== DIRECTIVE ==
Nothing in the records may be left out or altered; reproduce them all exactly.
┌─ DATASET RECORDS
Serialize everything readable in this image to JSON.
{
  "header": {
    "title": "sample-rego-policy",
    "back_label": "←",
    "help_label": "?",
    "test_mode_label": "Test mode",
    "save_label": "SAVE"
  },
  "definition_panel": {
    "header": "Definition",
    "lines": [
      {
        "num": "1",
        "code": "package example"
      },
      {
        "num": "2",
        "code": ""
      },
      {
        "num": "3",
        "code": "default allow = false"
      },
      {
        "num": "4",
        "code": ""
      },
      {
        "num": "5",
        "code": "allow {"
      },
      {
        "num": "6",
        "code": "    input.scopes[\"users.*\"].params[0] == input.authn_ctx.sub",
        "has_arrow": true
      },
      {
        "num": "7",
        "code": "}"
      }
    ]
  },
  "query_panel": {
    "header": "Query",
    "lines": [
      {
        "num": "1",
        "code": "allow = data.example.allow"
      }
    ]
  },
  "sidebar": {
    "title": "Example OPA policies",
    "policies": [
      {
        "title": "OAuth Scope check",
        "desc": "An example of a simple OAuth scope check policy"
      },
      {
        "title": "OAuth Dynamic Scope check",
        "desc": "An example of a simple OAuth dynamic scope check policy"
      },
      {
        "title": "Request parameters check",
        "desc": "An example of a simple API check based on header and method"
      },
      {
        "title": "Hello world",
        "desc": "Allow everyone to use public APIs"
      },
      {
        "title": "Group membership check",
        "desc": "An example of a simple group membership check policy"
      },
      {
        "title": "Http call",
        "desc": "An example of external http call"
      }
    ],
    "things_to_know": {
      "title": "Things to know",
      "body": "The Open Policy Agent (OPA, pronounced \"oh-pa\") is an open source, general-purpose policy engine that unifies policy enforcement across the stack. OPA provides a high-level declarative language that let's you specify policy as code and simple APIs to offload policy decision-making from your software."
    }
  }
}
└─
== THE SOLUTION ==
Serialize everything readable in this image to JSON.
{
  "header": {
    "title": "sample-rego-policy",
    "back_label": "←",
    "help_label": "?",
    "test_mode_label": "Test mode",
    "save_label": "SAVE"
  },
  "definition_panel": {
    "header": "Definition",
    "lines": [
      {
        "num": "1",
        "code": "package example"
      },
      {
        "num": "2",
        "code": ""
      },
      {
        "num": "3",
        "code": "default allow = false"
      },
      {
        "num": "4",
        "code": ""
      },
      {
        "num": "5",
        "code": "allow {"
      },
      {
        "num": "6",
        "code": "    input.scopes[\"users.*\"].params[0] == input.authn_ctx.sub",
        "has_arrow": true
      },
      {
        "num": "7",
        "code": "}"
      }
    ]
  },
  "query_panel": {
    "header": "Query",
    "lines": [
      {
        "num": "1",
        "code": "allow = data.example.allow"
      }
    ]
  },
  "sidebar": {
    "title": "Example OPA policies",
    "policies": [
      {
        "title": "OAuth Scope check",
        "desc": "An example of a simple OAuth scope check policy"
      },
      {
        "title": "OAuth Dynamic Scope check",
        "desc": "An example of a simple OAuth dynamic scope check policy"
      },
      {
        "title": "Request parameters check",
        "desc": "An example of a simple API check based on header and method"
      },
      {
        "title": "Hello world",
        "desc": "Allow everyone to use public APIs"
      },
      {
        "title": "Group membership check",
        "desc": "An example of a simple group membership check policy"
      },
      {
        "title": "Http call",
        "desc": "An example of external http call"
      }
    ],
    "things_to_know": {
      "title": "Things to know",
      "body": "The Open Policy Agent (OPA, pronounced \"oh-pa\") is an open source, general-purpose policy engine that unifies policy enforcement across the stack. OPA provides a high-level declarative language that let's you specify policy as code and simple APIs to offload policy decision-making from your software."
    }
  }
}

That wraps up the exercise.